-- START OF Given entries --

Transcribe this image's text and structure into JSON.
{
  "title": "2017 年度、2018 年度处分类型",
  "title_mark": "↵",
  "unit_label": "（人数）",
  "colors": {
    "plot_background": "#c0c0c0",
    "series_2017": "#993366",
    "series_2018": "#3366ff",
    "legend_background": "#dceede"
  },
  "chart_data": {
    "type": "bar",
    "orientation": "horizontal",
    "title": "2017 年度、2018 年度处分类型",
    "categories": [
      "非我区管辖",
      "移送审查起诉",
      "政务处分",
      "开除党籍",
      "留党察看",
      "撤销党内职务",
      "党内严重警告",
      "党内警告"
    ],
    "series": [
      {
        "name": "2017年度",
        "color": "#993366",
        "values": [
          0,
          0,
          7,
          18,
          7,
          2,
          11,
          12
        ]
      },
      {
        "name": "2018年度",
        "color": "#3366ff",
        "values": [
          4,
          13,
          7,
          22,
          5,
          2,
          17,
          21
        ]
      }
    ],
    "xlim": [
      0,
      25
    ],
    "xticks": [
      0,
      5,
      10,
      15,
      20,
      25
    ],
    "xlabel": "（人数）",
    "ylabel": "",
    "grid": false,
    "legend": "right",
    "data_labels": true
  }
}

-- END OF Given entries --

Work required:
Write the listing out again, exactly as it reads.

Answer in full:
Transcribe this image's text and structure into JSON.
{
  "title": "2017 年度、2018 年度处分类型",
  "title_mark": "↵",
  "unit_label": "（人数）",
  "colors": {
    "plot_background": "#c0c0c0",
    "series_2017": "#993366",
    "series_2018": "#3366ff",
    "legend_background": "#dceede"
  },
  "chart_data": {
    "type": "bar",
    "orientation": "horizontal",
    "title": "2017 年度、2018 年度处分类型",
    "categories": [
      "非我区管辖",
      "移送审查起诉",
      "政务处分",
      "开除党籍",
      "留党察看",
      "撤销党内职务",
      "党内严重警告",
      "党内警告"
    ],
    "series": [
      {
        "name": "2017年度",
        "color": "#993366",
        "values": [
          0,
          0,
          7,
          18,
          7,
          2,
          11,
          12
        ]
      },
      {
        "name": "2018年度",
        "color": "#3366ff",
        "values": [
          4,
          13,
          7,
          22,
          5,
          2,
          17,
          21
        ]
      }
    ],
    "xlim": [
      0,
      25
    ],
    "xticks": [
      0,
      5,
      10,
      15,
      20,
      25
    ],
    "xlabel": "（人数）",
    "ylabel": "",
    "grid": false,
    "legend": "right",
    "data_labels": true
  }
}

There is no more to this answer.